What you have to do: Reproduce each line exactly. Skip none.

Record excerpts:
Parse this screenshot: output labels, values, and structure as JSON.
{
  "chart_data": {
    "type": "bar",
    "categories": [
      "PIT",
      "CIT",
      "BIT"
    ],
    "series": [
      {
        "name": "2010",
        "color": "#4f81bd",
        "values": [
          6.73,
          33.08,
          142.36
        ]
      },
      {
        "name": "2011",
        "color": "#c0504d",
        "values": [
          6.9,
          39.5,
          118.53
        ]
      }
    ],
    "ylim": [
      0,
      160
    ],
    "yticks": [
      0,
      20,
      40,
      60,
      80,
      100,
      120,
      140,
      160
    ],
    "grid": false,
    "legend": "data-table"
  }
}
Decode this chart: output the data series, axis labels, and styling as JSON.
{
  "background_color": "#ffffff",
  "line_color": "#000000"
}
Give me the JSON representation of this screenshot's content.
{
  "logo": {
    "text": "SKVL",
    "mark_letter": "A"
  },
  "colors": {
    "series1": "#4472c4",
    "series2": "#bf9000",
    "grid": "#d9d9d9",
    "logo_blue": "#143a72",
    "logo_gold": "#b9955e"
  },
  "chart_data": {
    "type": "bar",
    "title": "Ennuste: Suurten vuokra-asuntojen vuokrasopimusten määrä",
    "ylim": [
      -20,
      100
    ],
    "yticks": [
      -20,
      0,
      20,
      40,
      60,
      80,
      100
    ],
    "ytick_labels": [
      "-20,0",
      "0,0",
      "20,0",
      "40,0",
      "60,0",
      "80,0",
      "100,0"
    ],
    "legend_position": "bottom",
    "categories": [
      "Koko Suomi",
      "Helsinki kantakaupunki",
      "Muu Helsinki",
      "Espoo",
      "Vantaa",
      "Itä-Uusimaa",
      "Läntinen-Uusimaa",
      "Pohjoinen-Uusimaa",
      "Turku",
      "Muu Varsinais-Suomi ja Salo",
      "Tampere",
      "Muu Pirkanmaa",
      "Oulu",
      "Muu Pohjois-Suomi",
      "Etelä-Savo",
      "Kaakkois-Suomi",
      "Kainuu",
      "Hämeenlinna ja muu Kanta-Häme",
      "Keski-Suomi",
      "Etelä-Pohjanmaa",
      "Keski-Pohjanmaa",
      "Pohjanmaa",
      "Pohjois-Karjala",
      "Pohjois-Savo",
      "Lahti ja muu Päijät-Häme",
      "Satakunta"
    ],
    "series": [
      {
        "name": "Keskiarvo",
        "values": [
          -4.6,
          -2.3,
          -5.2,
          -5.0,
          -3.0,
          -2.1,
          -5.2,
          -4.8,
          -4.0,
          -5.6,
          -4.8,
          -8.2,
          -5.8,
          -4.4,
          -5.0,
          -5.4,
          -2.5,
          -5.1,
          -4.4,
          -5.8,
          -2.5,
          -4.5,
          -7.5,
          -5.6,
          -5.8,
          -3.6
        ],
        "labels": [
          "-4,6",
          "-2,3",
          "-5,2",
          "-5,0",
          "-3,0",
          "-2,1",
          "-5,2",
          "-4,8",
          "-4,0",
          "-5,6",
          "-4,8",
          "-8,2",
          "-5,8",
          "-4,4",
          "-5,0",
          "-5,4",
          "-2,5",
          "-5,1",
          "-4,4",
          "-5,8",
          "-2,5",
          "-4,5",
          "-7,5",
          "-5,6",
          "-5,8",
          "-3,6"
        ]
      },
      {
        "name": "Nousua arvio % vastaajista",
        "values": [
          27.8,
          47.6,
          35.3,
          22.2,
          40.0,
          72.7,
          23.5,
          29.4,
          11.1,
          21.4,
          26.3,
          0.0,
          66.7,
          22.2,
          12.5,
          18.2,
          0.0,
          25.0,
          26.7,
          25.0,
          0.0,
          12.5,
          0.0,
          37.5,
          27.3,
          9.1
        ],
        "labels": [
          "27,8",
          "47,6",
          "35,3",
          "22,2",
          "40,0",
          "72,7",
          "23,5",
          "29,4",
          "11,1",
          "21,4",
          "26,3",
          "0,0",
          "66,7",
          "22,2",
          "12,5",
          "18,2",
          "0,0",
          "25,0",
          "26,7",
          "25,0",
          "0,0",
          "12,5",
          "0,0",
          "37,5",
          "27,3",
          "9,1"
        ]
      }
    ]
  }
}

Solution below:
Parse this screenshot: output labels, values, and structure as JSON.
{
  "chart_data": {
    "type": "bar",
    "categories": [
      "PIT",
      "CIT",
      "BIT"
    ],
    "series": [
      {
        "name": "2010",
        "color": "#4f81bd",
        "values": [
          6.73,
          33.08,
          142.36
        ]
      },
      {
        "name": "2011",
        "color": "#c0504d",
        "values": [
          6.9,
          39.5,
          118.53
        ]
      }
    ],
    "ylim": [
      0,
      160
    ],
    "yticks": [
      0,
      20,
      40,
      60,
      80,
      100,
      120,
      140,
      160
    ],
    "grid": false,
    "legend": "data-table"
  }
}
Decode this chart: output the data series, axis labels, and styling as JSON.
{
  "background_color": "#ffffff",
  "line_color": "#000000"
}
Give me the JSON representation of this screenshot's content.
{
  "logo": {
    "text": "SKVL",
    "mark_letter": "A"
  },
  "colors": {
    "series1": "#4472c4",
    "series2": "#bf9000",
    "grid": "#d9d9d9",
    "logo_blue": "#143a72",
    "logo_gold": "#b9955e"
  },
  "chart_data": {
    "type": "bar",
    "title": "Ennuste: Suurten vuokra-asuntojen vuokrasopimusten määrä",
    "ylim": [
      -20,
      100
    ],
    "yticks": [
      -20,
      0,
      20,
      40,
      60,
      80,
      100
    ],
    "ytick_labels": [
      "-20,0",
      "0,0",
      "20,0",
      "40,0",
      "60,0",
      "80,0",
      "100,0"
    ],
    "legend_position": "bottom",
    "categories": [
      "Koko Suomi",
      "Helsinki kantakaupunki",
      "Muu Helsinki",
      "Espoo",
      "Vantaa",
      "Itä-Uusimaa",
      "Läntinen-Uusimaa",
      "Pohjoinen-Uusimaa",
      "Turku",
      "Muu Varsinais-Suomi ja Salo",
      "Tampere",
      "Muu Pirkanmaa",
      "Oulu",
      "Muu Pohjois-Suomi",
      "Etelä-Savo",
      "Kaakkois-Suomi",
      "Kainuu",
      "Hämeenlinna ja muu Kanta-Häme",
      "Keski-Suomi",
      "Etelä-Pohjanmaa",
      "Keski-Pohjanmaa",
      "Pohjanmaa",
      "Pohjois-Karjala",
      "Pohjois-Savo",
      "Lahti ja muu Päijät-Häme",
      "Satakunta"
    ],
    "series": [
      {
        "name": "Keskiarvo",
        "values": [
          -4.6,
          -2.3,
          -5.2,
          -5.0,
          -3.0,
          -2.1,
          -5.2,
          -4.8,
          -4.0,
          -5.6,
          -4.8,
          -8.2,
          -5.8,
          -4.4,
          -5.0,
          -5.4,
          -2.5,
          -5.1,
          -4.4,
          -5.8,
          -2.5,
          -4.5,
          -7.5,
          -5.6,
          -5.8,
          -3.6
        ],
        "labels": [
          "-4,6",
          "-2,3",
          "-5,2",
          "-5,0",
          "-3,0",
          "-2,1",
          "-5,2",
          "-4,8",
          "-4,0",
          "-5,6",
          "-4,8",
          "-8,2",
          "-5,8",
          "-4,4",
          "-5,0",
          "-5,4",
          "-2,5",
          "-5,1",
          "-4,4",
          "-5,8",
          "-2,5",
          "-4,5",
          "-7,5",
          "-5,6",
          "-5,8",
          "-3,6"
        ]
      },
      {
        "name": "Nousua arvio % vastaajista",
        "values": [
          27.8,
          47.6,
          35.3,
          22.2,
          40.0,
          72.7,
          23.5,
          29.4,
          11.1,
          21.4,
          26.3,
          0.0,
          66.7,
          22.2,
          12.5,
          18.2,
          0.0,
          25.0,
          26.7,
          25.0,
          0.0,
          12.5,
          0.0,
          37.5,
          27.3,
          9.1
        ],
        "labels": [
          "27,8",
          "47,6",
          "35,3",
          "22,2",
          "40,0",
          "72,7",
          "23,5",
          "29,4",
          "11,1",
          "21,4",
          "26,3",
          "0,0",
          "66,7",
          "22,2",
          "12,5",
          "18,2",
          "0,0",
          "25,0",
          "26,7",
          "25,0",
          "0,0",
          "12,5",
          "0,0",
          "37,5",
          "27,3",
          "9,1"
        ]
      }
    ]
  }
}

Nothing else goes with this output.